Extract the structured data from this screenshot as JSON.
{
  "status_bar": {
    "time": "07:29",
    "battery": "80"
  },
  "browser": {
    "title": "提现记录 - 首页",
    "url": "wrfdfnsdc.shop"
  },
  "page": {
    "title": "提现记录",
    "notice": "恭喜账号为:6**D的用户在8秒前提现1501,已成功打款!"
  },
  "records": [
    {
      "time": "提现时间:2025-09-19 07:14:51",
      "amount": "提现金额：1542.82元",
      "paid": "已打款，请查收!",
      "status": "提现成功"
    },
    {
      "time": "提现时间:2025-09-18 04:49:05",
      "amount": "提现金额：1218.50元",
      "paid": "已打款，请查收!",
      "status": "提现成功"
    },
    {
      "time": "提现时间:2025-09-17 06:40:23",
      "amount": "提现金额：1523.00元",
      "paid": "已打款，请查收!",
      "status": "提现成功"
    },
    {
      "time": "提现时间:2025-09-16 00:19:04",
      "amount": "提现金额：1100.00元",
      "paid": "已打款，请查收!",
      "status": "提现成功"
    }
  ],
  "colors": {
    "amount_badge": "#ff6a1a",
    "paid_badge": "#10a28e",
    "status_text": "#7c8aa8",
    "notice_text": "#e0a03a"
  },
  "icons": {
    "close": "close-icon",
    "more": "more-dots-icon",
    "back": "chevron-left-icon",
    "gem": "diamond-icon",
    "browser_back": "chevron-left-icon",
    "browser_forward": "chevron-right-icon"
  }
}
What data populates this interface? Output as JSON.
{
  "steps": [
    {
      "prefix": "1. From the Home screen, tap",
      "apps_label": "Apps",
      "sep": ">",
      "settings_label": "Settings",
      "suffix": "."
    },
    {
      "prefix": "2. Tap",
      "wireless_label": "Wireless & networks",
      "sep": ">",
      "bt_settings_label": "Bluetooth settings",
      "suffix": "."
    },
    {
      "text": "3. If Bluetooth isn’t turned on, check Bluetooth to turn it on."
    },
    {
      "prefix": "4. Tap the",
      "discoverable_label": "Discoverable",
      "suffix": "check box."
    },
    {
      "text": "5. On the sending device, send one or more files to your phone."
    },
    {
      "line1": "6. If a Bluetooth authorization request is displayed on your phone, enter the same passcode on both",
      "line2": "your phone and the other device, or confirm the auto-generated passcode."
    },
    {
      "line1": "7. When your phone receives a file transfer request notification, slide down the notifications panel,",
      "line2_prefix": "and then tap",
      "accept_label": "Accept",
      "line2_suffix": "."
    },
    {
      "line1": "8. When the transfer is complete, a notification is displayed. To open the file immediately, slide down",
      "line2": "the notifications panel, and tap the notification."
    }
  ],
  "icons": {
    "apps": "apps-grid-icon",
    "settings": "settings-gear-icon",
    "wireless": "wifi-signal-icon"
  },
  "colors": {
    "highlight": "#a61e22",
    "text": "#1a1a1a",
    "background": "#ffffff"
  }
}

_ _ _

Look through the entries above and report each line where the string "data" occurs.

Extract the structured data from this screenshot as JSON.
What data populates this interface? Output as JSON.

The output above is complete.